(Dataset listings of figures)
================
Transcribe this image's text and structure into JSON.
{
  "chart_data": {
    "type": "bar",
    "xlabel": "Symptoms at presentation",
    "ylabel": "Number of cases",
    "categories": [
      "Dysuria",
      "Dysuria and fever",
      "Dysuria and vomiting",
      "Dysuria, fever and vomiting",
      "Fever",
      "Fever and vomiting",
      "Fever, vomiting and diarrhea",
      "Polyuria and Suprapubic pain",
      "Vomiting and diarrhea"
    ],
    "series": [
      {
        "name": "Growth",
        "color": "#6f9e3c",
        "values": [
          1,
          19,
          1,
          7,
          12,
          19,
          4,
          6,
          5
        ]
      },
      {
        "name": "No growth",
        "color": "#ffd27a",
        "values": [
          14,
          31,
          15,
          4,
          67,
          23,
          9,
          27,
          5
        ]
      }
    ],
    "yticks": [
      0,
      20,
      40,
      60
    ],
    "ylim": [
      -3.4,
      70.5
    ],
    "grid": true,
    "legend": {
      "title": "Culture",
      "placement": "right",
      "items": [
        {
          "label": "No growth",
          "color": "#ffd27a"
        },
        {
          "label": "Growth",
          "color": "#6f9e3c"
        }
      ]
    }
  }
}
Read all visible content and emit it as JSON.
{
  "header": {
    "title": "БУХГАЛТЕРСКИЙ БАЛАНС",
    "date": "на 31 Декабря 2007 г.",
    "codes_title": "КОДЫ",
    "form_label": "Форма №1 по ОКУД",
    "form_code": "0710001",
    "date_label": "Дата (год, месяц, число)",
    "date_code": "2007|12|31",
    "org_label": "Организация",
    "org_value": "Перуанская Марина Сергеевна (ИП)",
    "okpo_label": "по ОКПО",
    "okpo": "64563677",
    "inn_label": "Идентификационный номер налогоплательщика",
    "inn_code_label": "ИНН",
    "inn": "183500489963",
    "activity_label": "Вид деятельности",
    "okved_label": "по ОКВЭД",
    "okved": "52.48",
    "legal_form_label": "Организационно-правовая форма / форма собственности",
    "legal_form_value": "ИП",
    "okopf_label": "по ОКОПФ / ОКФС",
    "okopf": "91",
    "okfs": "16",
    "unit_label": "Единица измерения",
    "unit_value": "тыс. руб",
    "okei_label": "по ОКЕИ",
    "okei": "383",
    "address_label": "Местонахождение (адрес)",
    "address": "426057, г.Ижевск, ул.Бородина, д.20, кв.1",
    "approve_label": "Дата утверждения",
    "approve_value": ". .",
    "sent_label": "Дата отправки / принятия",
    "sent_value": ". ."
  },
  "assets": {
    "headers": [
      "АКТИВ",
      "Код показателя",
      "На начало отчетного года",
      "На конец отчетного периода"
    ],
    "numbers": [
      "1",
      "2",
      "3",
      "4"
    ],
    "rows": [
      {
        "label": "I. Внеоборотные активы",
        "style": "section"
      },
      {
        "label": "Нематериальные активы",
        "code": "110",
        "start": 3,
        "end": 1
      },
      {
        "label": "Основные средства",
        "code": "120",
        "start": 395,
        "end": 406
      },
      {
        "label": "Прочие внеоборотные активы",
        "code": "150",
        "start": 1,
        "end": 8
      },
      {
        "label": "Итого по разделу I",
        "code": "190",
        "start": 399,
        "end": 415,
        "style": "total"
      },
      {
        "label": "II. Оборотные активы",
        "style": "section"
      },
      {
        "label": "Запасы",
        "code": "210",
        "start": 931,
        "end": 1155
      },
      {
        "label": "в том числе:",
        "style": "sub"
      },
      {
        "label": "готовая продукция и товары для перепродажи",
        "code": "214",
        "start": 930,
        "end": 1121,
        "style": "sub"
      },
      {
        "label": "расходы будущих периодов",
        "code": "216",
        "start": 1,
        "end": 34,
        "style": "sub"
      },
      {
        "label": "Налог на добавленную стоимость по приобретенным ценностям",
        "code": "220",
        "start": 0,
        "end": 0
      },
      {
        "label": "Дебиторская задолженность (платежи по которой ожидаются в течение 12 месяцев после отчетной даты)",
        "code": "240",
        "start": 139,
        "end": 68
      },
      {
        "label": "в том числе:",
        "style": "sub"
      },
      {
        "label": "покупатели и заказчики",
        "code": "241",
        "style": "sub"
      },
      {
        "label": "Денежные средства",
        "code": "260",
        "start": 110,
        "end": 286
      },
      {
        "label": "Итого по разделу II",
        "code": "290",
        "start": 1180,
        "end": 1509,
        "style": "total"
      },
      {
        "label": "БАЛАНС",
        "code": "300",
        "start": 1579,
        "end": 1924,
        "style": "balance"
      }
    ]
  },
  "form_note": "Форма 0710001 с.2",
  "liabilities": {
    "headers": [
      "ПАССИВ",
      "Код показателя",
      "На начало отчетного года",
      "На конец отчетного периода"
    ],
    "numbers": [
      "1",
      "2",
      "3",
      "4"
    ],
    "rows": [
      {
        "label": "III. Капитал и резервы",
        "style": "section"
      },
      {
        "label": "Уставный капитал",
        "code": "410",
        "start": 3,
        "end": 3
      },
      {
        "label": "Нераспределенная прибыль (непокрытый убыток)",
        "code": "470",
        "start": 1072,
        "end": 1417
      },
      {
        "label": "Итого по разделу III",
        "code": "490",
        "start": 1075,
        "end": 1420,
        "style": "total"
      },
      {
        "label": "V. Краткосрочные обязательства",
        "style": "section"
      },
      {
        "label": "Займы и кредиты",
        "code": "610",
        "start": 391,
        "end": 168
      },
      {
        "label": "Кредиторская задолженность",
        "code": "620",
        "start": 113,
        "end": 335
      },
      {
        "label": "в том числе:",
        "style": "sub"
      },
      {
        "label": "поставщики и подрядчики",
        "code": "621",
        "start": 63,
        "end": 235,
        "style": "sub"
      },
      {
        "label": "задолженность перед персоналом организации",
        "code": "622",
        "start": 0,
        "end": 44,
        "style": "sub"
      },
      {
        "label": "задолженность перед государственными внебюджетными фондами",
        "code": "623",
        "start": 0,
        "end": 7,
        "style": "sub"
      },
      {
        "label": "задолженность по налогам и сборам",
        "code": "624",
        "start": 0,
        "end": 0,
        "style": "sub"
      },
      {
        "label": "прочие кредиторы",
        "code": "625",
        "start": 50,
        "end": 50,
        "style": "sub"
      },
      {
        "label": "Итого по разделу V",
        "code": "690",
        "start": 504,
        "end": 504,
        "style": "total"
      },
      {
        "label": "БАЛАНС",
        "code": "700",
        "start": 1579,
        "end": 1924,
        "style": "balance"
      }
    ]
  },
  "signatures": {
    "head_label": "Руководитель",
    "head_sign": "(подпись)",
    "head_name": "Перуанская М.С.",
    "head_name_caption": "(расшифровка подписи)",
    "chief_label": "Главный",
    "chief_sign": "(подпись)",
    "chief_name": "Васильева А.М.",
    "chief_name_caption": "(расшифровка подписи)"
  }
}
================
Going through the entries above line by line, work out how many lines include the word "разделу". Only the number is required.

4